What you have to do:
Output the data below in full, character for character.

Dataset excerpts:
* * * * * * *

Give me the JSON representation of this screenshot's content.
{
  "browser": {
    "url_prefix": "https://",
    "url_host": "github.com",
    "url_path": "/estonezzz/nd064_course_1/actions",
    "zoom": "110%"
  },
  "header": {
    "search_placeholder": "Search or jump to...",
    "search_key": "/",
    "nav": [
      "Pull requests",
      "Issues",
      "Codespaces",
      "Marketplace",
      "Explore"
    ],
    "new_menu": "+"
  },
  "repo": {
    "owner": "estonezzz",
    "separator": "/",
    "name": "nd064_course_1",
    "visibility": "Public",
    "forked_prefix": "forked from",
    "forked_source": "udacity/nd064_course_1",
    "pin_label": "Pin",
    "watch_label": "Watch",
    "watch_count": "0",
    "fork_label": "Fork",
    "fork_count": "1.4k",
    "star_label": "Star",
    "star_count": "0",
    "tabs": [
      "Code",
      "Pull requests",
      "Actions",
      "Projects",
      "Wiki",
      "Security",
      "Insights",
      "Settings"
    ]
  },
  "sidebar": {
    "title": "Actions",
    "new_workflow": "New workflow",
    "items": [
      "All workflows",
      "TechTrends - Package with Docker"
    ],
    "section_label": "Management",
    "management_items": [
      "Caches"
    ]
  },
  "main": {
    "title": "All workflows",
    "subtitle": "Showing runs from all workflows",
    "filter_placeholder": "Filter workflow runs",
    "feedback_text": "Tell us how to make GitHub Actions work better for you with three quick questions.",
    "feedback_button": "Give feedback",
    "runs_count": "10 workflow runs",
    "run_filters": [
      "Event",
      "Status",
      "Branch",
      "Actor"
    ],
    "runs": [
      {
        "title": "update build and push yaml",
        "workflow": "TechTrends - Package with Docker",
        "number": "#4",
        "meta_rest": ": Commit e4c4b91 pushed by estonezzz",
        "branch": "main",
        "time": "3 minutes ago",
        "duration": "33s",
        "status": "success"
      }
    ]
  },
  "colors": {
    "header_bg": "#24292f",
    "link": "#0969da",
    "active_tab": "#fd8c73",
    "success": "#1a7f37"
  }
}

* * * * * * *

Task response:
Give me the JSON representation of this screenshot's content.
{
  "browser": {
    "url_prefix": "https://",
    "url_host": "github.com",
    "url_path": "/estonezzz/nd064_course_1/actions",
    "zoom": "110%"
  },
  "header": {
    "search_placeholder": "Search or jump to...",
    "search_key": "/",
    "nav": [
      "Pull requests",
      "Issues",
      "Codespaces",
      "Marketplace",
      "Explore"
    ],
    "new_menu": "+"
  },
  "repo": {
    "owner": "estonezzz",
    "separator": "/",
    "name": "nd064_course_1",
    "visibility": "Public",
    "forked_prefix": "forked from",
    "forked_source": "udacity/nd064_course_1",
    "pin_label": "Pin",
    "watch_label": "Watch",
    "watch_count": "0",
    "fork_label": "Fork",
    "fork_count": "1.4k",
    "star_label": "Star",
    "star_count": "0",
    "tabs": [
      "Code",
      "Pull requests",
      "Actions",
      "Projects",
      "Wiki",
      "Security",
      "Insights",
      "Settings"
    ]
  },
  "sidebar": {
    "title": "Actions",
    "new_workflow": "New workflow",
    "items": [
      "All workflows",
      "TechTrends - Package with Docker"
    ],
    "section_label": "Management",
    "management_items": [
      "Caches"
    ]
  },
  "main": {
    "title": "All workflows",
    "subtitle": "Showing runs from all workflows",
    "filter_placeholder": "Filter workflow runs",
    "feedback_text": "Tell us how to make GitHub Actions work better for you with three quick questions.",
    "feedback_button": "Give feedback",
    "runs_count": "10 workflow runs",
    "run_filters": [
      "Event",
      "Status",
      "Branch",
      "Actor"
    ],
    "runs": [
      {
        "title": "update build and push yaml",
        "workflow": "TechTrends - Package with Docker",
        "number": "#4",
        "meta_rest": ": Commit e4c4b91 pushed by estonezzz",
        "branch": "main",
        "time": "3 minutes ago",
        "duration": "33s",
        "status": "success"
      }
    ]
  },
  "colors": {
    "header_bg": "#24292f",
    "link": "#0969da",
    "active_tab": "#fd8c73",
    "success": "#1a7f37"
  }
}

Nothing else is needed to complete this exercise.